[START OF Listing]

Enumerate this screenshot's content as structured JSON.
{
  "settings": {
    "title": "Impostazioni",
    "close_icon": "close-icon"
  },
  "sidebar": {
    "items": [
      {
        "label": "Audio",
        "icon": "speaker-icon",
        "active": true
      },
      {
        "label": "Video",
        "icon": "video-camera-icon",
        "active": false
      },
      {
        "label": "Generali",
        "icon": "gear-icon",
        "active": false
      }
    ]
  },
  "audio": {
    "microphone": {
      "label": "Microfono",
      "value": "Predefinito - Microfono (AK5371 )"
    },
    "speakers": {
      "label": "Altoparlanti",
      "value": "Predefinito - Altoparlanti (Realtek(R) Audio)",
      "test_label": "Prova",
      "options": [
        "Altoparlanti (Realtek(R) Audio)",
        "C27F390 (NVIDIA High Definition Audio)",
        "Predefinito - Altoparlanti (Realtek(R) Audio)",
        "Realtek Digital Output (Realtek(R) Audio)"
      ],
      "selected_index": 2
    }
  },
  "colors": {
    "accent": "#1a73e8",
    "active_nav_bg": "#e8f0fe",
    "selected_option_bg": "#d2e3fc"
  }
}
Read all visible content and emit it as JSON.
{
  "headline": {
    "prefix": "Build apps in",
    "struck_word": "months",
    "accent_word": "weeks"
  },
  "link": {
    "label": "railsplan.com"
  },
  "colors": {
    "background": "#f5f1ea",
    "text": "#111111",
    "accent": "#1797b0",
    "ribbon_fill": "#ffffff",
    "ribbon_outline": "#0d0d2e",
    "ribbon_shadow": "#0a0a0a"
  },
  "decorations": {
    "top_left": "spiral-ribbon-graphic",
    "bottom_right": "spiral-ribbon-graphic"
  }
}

[END OF Listing]

Reproduce the material above without altering a single character.

### Exercise response
Enumerate this screenshot's content as structured JSON.
{
  "settings": {
    "title": "Impostazioni",
    "close_icon": "close-icon"
  },
  "sidebar": {
    "items": [
      {
        "label": "Audio",
        "icon": "speaker-icon",
        "active": true
      },
      {
        "label": "Video",
        "icon": "video-camera-icon",
        "active": false
      },
      {
        "label": "Generali",
        "icon": "gear-icon",
        "active": false
      }
    ]
  },
  "audio": {
    "microphone": {
      "label": "Microfono",
      "value": "Predefinito - Microfono (AK5371 )"
    },
    "speakers": {
      "label": "Altoparlanti",
      "value": "Predefinito - Altoparlanti (Realtek(R) Audio)",
      "test_label": "Prova",
      "options": [
        "Altoparlanti (Realtek(R) Audio)",
        "C27F390 (NVIDIA High Definition Audio)",
        "Predefinito - Altoparlanti (Realtek(R) Audio)",
        "Realtek Digital Output (Realtek(R) Audio)"
      ],
      "selected_index": 2
    }
  },
  "colors": {
    "accent": "#1a73e8",
    "active_nav_bg": "#e8f0fe",
    "selected_option_bg": "#d2e3fc"
  }
}
Read all visible content and emit it as JSON.
{
  "headline": {
    "prefix": "Build apps in",
    "struck_word": "months",
    "accent_word": "weeks"
  },
  "link": {
    "label": "railsplan.com"
  },
  "colors": {
    "background": "#f5f1ea",
    "text": "#111111",
    "accent": "#1797b0",
    "ribbon_fill": "#ffffff",
    "ribbon_outline": "#0d0d2e",
    "ribbon_shadow": "#0a0a0a"
  },
  "decorations": {
    "top_left": "spiral-ribbon-graphic",
    "bottom_right": "spiral-ribbon-graphic"
  }
}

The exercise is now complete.